▶ Your goal
Return the listing below unchanged, minus its pictures.

start

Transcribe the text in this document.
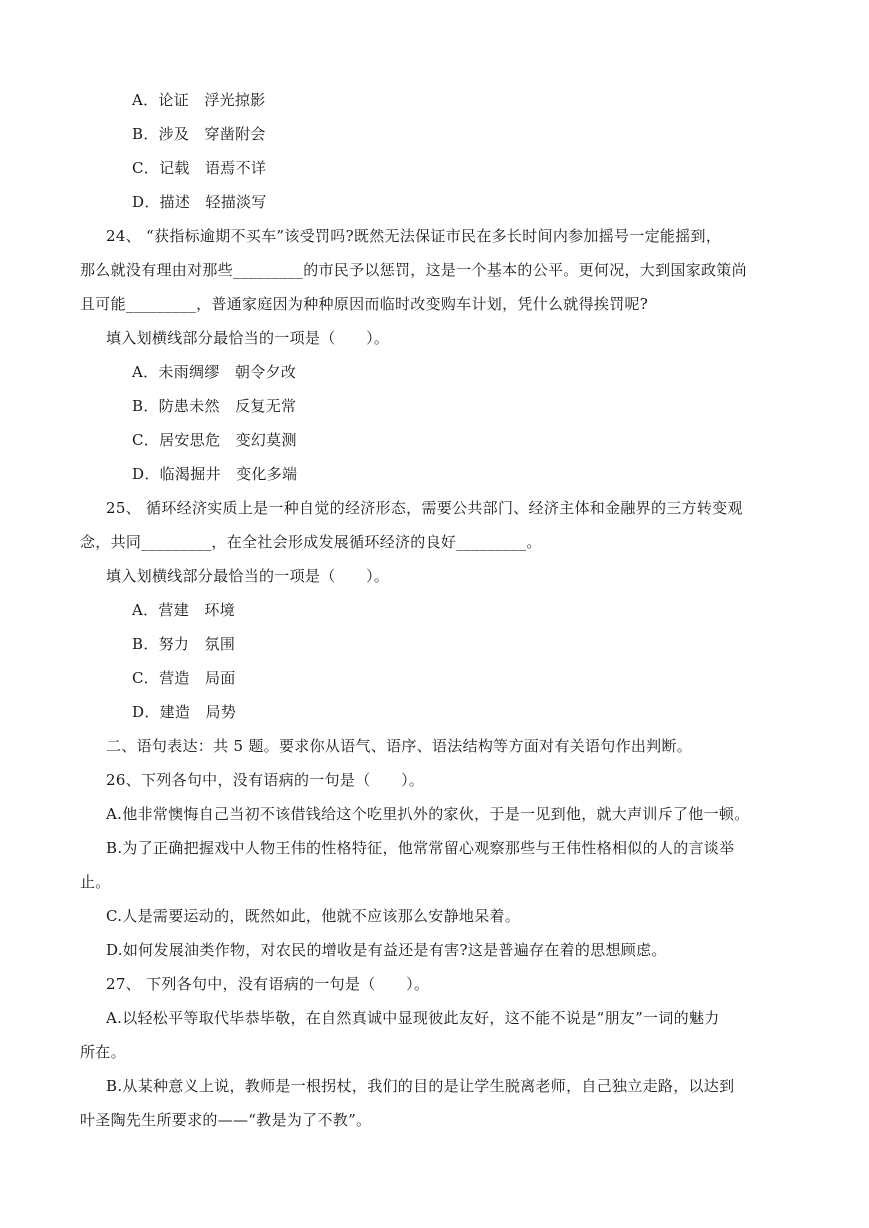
A．论证　浮光掠影
B．涉及　穿凿附会
C．记载　语焉不详
D．描述　轻描淡写
24、 “获指标逾期不买车”该受罚吗?既然无法保证市民在多长时间内参加摇号一定能摇到，
那么就没有理由对那些_________的市民予以惩罚，这是一个基本的公平。更何况，大到国家政策尚
且可能_________，普通家庭因为种种原因而临时改变购车计划，凭什么就得挨罚呢?
填入划横线部分最恰当的一项是（　　）。
A．未雨绸缪　朝令夕改
B．防患未然　反复无常
C．居安思危　变幻莫测
D．临渴掘井　变化多端
25、 循环经济实质上是一种自觉的经济形态，需要公共部门、经济主体和金融界的三方转变观
念，共同_________，在全社会形成发展循环经济的良好_________。
填入划横线部分最恰当的一项是（　　）。
A．营建　环境
B．努力　氛围
C．营造　局面
D．建造　局势
二、语句表达：共 5 题。要求你从语气、语序、语法结构等方面对有关语句作出判断。
26、下列各句中，没有语病的一句是（　　）。
A.他非常懊悔自己当初不该借钱给这个吃里扒外的家伙，于是一见到他，就大声训斥了他一顿。
B.为了正确把握戏中人物王伟的性格特征，他常常留心观察那些与王伟性格相似的人的言谈举
止。
C.人是需要运动的，既然如此，他就不应该那么安静地呆着。
D.如何发展油类作物，对农民的增收是有益还是有害?这是普遍存在着的思想顾虑。
27、 下列各句中，没有语病的一句是（　　）。
A.以轻松平等取代毕恭毕敬，在自然真诚中显现彼此友好，这不能不说是“朋友”一词的魅力
所在。
B.从某种意义上说，教师是一根拐杖，我们的目的是让学生脱离老师，自己独立走路，以达到
叶圣陶先生所要求的——“教是为了不教”。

end

▶ Written answer
Transcribe the text in this document.
A．论证　浮光掠影
B．涉及　穿凿附会
C．记载　语焉不详
D．描述　轻描淡写
24、 “获指标逾期不买车”该受罚吗?既然无法保证市民在多长时间内参加摇号一定能摇到，
那么就没有理由对那些_________的市民予以惩罚，这是一个基本的公平。更何况，大到国家政策尚
且可能_________，普通家庭因为种种原因而临时改变购车计划，凭什么就得挨罚呢?
填入划横线部分最恰当的一项是（　　）。
A．未雨绸缪　朝令夕改
B．防患未然　反复无常
C．居安思危　变幻莫测
D．临渴掘井　变化多端
25、 循环经济实质上是一种自觉的经济形态，需要公共部门、经济主体和金融界的三方转变观
念，共同_________，在全社会形成发展循环经济的良好_________。
填入划横线部分最恰当的一项是（　　）。
A．营建　环境
B．努力　氛围
C．营造　局面
D．建造　局势
二、语句表达：共 5 题。要求你从语气、语序、语法结构等方面对有关语句作出判断。
26、下列各句中，没有语病的一句是（　　）。
A.他非常懊悔自己当初不该借钱给这个吃里扒外的家伙，于是一见到他，就大声训斥了他一顿。
B.为了正确把握戏中人物王伟的性格特征，他常常留心观察那些与王伟性格相似的人的言谈举
止。
C.人是需要运动的，既然如此，他就不应该那么安静地呆着。
D.如何发展油类作物，对农民的增收是有益还是有害?这是普遍存在着的思想顾虑。
27、 下列各句中，没有语病的一句是（　　）。
A.以轻松平等取代毕恭毕敬，在自然真诚中显现彼此友好，这不能不说是“朋友”一词的魅力
所在。
B.从某种意义上说，教师是一根拐杖，我们的目的是让学生脱离老师，自己独立走路，以达到
叶圣陶先生所要求的——“教是为了不教”。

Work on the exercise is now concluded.